<<<<
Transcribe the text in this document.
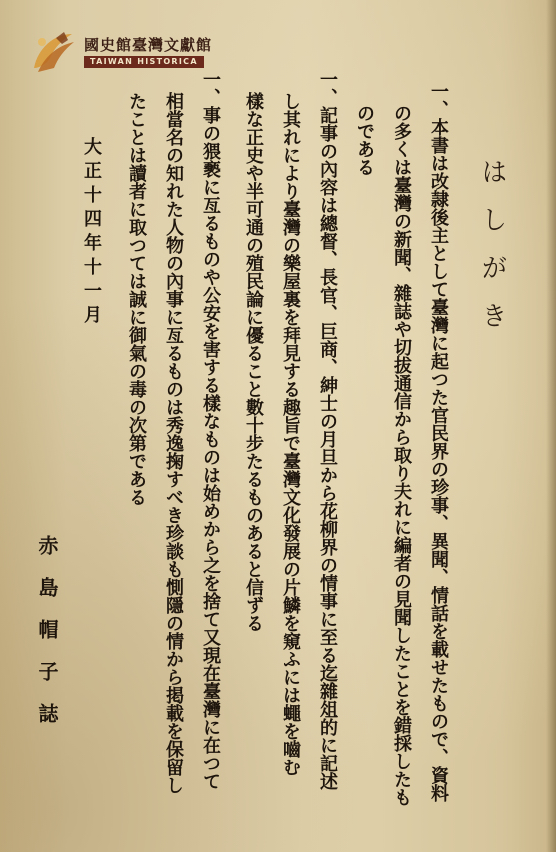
國史館臺灣文獻館
TAIWAN HISTORICA
はしがき
一、本書は改隷後主として臺灣に起つた官民界の珍事、異聞、情話を載せたもので、資料
の多くは臺灣の新聞、雜誌や切拔通信から取り夫れに編者の見聞したことを錯採したも
のである
一、記事の內容は總督、長官、巨商、紳士の月旦から花柳界の情事に至る迄雜俎的に記述
し其れにより臺灣の樂屋裏を拜見する趣旨で臺灣文化發展の片鱗を窺ふには蠅を嚙む
樣な正史や半可通の殖民論に優ること數十步たるものあると信ずる
一、事の猥褻に亙るものや公安を害する樣なものは始めから之を捨て又現在臺灣に在つて
相當名の知れた人物の內事に亙るものは秀逸掬すべき珍談も惻隱の情から掲載を保留し
たことは讀者に取つては誠に御氣の毒の次第である
大正十四年十一月
赤島帽子誌
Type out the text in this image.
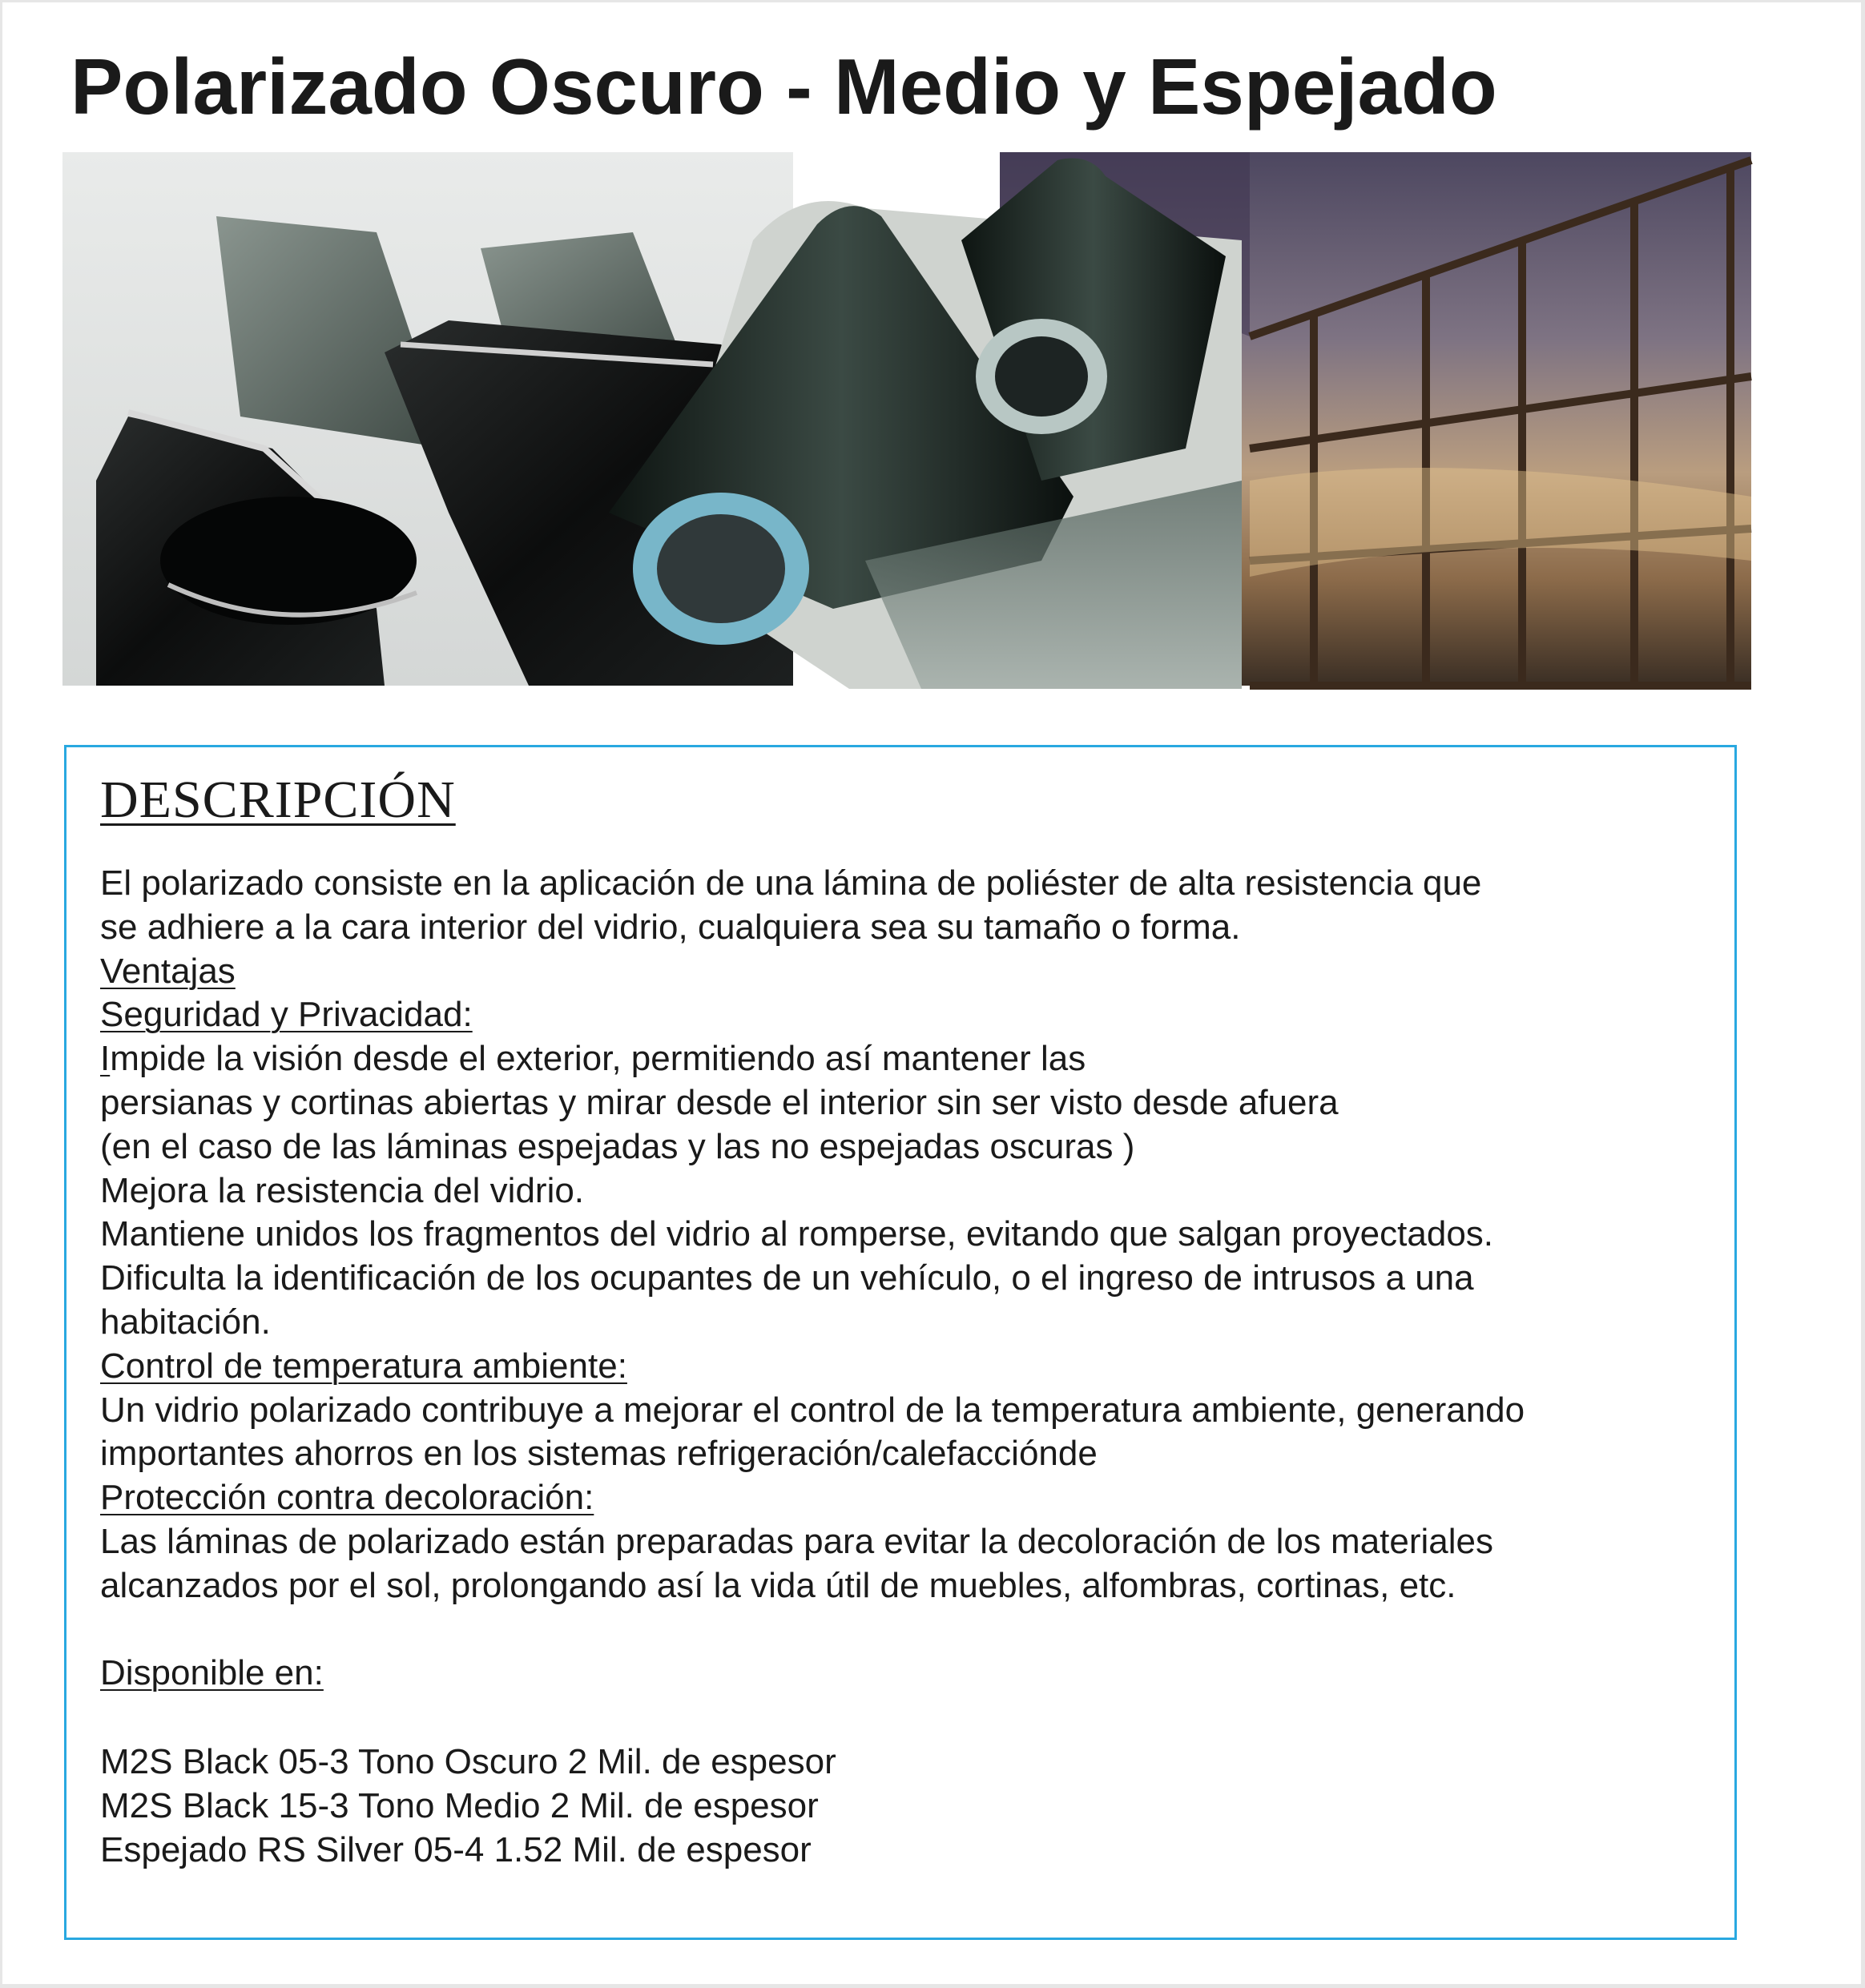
Polarizado Oscuro - Medio y Espejado
DESCRIPCIÓN
El polarizado consiste en la aplicación de una lámina de poliéster de alta resistencia que
se adhiere a la cara interior del vidrio, cualquiera sea su tamaño o forma.
Ventajas
Seguridad y Privacidad:
Impide la visión desde el exterior, permitiendo así mantener las
persianas y cortinas abiertas y mirar desde el interior sin ser visto desde afuera
(en el caso de las láminas espejadas y las no espejadas oscuras )
Mejora la resistencia del vidrio.
Mantiene unidos los fragmentos del vidrio al romperse, evitando que salgan proyectados.
Dificulta la identificación de los ocupantes de un vehículo, o el ingreso de intrusos a una
habitación.
Control de temperatura ambiente:
Un vidrio polarizado contribuye a mejorar el control de la temperatura ambiente, generando
importantes ahorros en los sistemas refrigeración/calefacciónde
Protección contra decoloración:
Las láminas de polarizado están preparadas para evitar la decoloración de los materiales
alcanzados por el sol, prolongando así la vida útil de muebles, alfombras, cortinas, etc.
Disponible en:
M2S Black 05-3 Tono Oscuro 2 Mil. de espesor
M2S Black 15-3 Tono Medio 2 Mil. de espesor
Espejado RS Silver 05-4 1.52 Mil. de espesor
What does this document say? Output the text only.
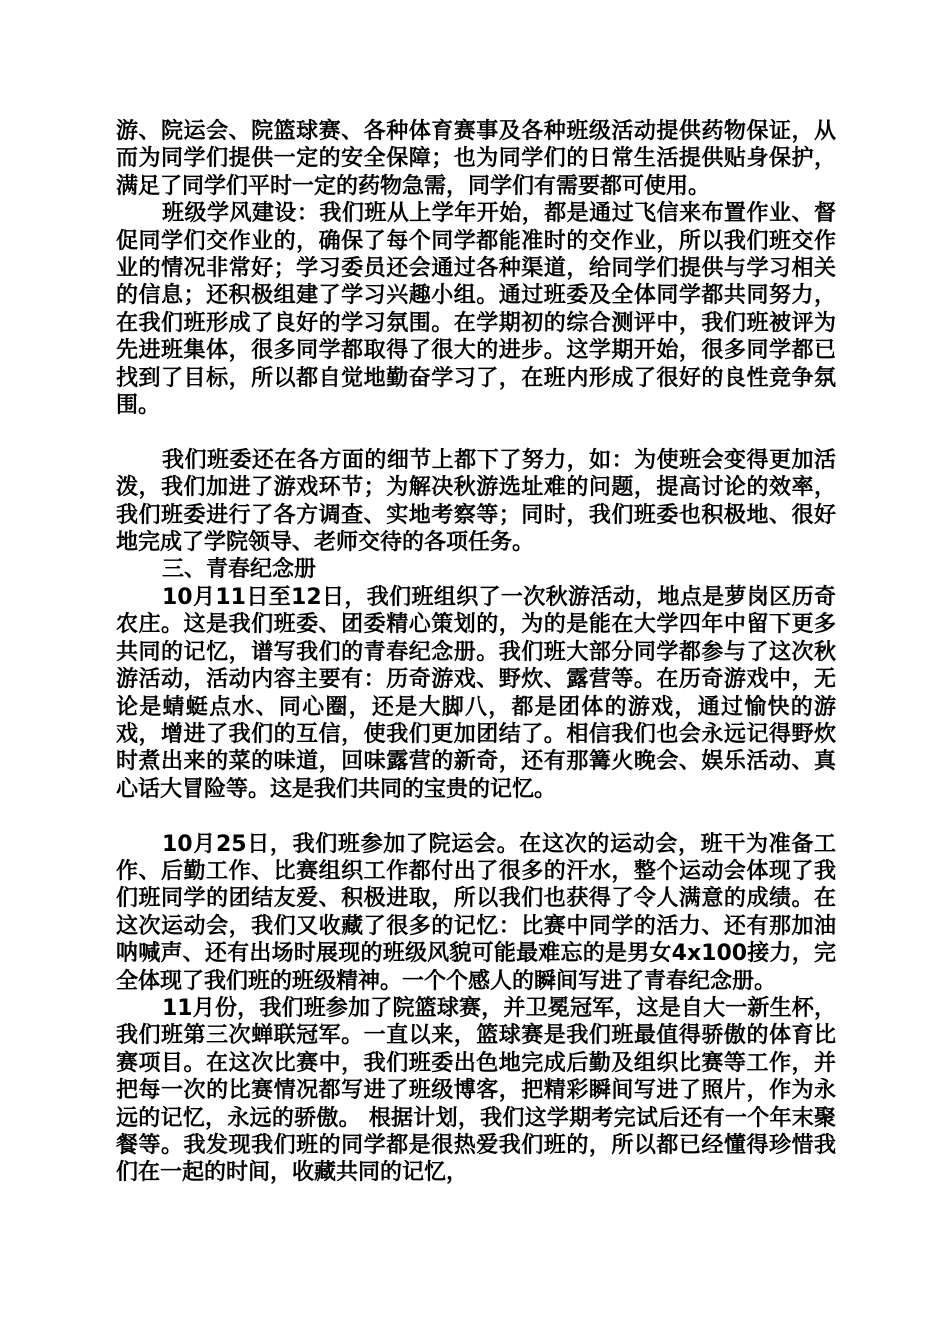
游、院运会、院篮球赛、各种体育赛事及各种班级活动提供药物保证，从而为同学们提供一定的安全保障；也为同学们的日常生活提供贴身保护，满足了同学们平时一定的药物急需，同学们有需要都可使用。

班级学风建设：我们班从上学年开始，都是通过飞信来布置作业、督促同学们交作业的，确保了每个同学都能准时的交作业，所以我们班交作业的情况非常好；学习委员还会通过各种渠道，给同学们提供与学习相关的信息；还积极组建了学习兴趣小组。通过班委及全体同学都共同努力，在我们班形成了良好的学习氛围。在学期初的综合测评中，我们班被评为先进班集体，很多同学都取得了很大的进步。这学期开始，很多同学都已找到了目标，所以都自觉地勤奋学习了，在班内形成了很好的良性竞争氛围。

我们班委还在各方面的细节上都下了努力，如：为使班会变得更加活泼，我们加进了游戏环节；为解决秋游选址难的问题，提高讨论的效率，我们班委进行了各方调查、实地考察等；同时，我们班委也积极地、很好地完成了学院领导、老师交待的各项任务。

三、青春纪念册

10月11日至12日，我们班组织了一次秋游活动，地点是萝岗区历奇农庄。这是我们班委、团委精心策划的，为的是能在大学四年中留下更多共同的记忆，谱写我们的青春纪念册。我们班大部分同学都参与了这次秋游活动，活动内容主要有：历奇游戏、野炊、露营等。在历奇游戏中，无论是蜻蜓点水、同心圈，还是大脚八，都是团体的游戏，通过愉快的游戏，增进了我们的互信，使我们更加团结了。相信我们也会永远记得野炊时煮出来的菜的味道，回味露营的新奇，还有那篝火晚会、娱乐活动、真心话大冒险等。这是我们共同的宝贵的记忆。

10月25日，我们班参加了院运会。在这次的运动会，班干为准备工作、后勤工作、比赛组织工作都付出了很多的汗水，整个运动会体现了我们班同学的团结友爱、积极进取，所以我们也获得了令人满意的成绩。在这次运动会，我们又收藏了很多的记忆：比赛中同学的活力、还有那加油呐喊声、还有出场时展现的班级风貌可能最难忘的是男女4x100接力，完全体现了我们班的班级精神。一个个感人的瞬间写进了青春纪念册。

11月份，我们班参加了院篮球赛，并卫冕冠军，这是自大一新生杯，我们班第三次蝉联冠军。一直以来，篮球赛是我们班最值得骄傲的体育比赛项目。在这次比赛中，我们班委出色地完成后勤及组织比赛等工作，并把每一次的比赛情况都写进了班级博客，把精彩瞬间写进了照片，作为永远的记忆，永远的骄傲。 根据计划，我们这学期考完试后还有一个年末聚餐等。我发现我们班的同学都是很热爱我们班的，所以都已经懂得珍惜我们在一起的时间，收藏共同的记忆，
>>>>
**OBJECTIVE:** Nothing but the lines from the one holding "What does this" to the end of the entries above should be echoed, exactly and with both ends included; omit the pictures.

**RIGHT ANSWER:**
What does this document say? Output the text only.
游、院运会、院篮球赛、各种体育赛事及各种班级活动提供药物保证，从而为同学们提供一定的安全保障；也为同学们的日常生活提供贴身保护，满足了同学们平时一定的药物急需，同学们有需要都可使用。

班级学风建设：我们班从上学年开始，都是通过飞信来布置作业、督促同学们交作业的，确保了每个同学都能准时的交作业，所以我们班交作业的情况非常好；学习委员还会通过各种渠道，给同学们提供与学习相关的信息；还积极组建了学习兴趣小组。通过班委及全体同学都共同努力，在我们班形成了良好的学习氛围。在学期初的综合测评中，我们班被评为先进班集体，很多同学都取得了很大的进步。这学期开始，很多同学都已找到了目标，所以都自觉地勤奋学习了，在班内形成了很好的良性竞争氛围。

我们班委还在各方面的细节上都下了努力，如：为使班会变得更加活泼，我们加进了游戏环节；为解决秋游选址难的问题，提高讨论的效率，我们班委进行了各方调查、实地考察等；同时，我们班委也积极地、很好地完成了学院领导、老师交待的各项任务。

三、青春纪念册

10月11日至12日，我们班组织了一次秋游活动，地点是萝岗区历奇农庄。这是我们班委、团委精心策划的，为的是能在大学四年中留下更多共同的记忆，谱写我们的青春纪念册。我们班大部分同学都参与了这次秋游活动，活动内容主要有：历奇游戏、野炊、露营等。在历奇游戏中，无论是蜻蜓点水、同心圈，还是大脚八，都是团体的游戏，通过愉快的游戏，增进了我们的互信，使我们更加团结了。相信我们也会永远记得野炊时煮出来的菜的味道，回味露营的新奇，还有那篝火晚会、娱乐活动、真心话大冒险等。这是我们共同的宝贵的记忆。

10月25日，我们班参加了院运会。在这次的运动会，班干为准备工作、后勤工作、比赛组织工作都付出了很多的汗水，整个运动会体现了我们班同学的团结友爱、积极进取，所以我们也获得了令人满意的成绩。在这次运动会，我们又收藏了很多的记忆：比赛中同学的活力、还有那加油呐喊声、还有出场时展现的班级风貌可能最难忘的是男女4x100接力，完全体现了我们班的班级精神。一个个感人的瞬间写进了青春纪念册。

11月份，我们班参加了院篮球赛，并卫冕冠军，这是自大一新生杯，我们班第三次蝉联冠军。一直以来，篮球赛是我们班最值得骄傲的体育比赛项目。在这次比赛中，我们班委出色地完成后勤及组织比赛等工作，并把每一次的比赛情况都写进了班级博客，把精彩瞬间写进了照片，作为永远的记忆，永远的骄傲。 根据计划，我们这学期考完试后还有一个年末聚餐等。我发现我们班的同学都是很热爱我们班的，所以都已经懂得珍惜我们在一起的时间，收藏共同的记忆，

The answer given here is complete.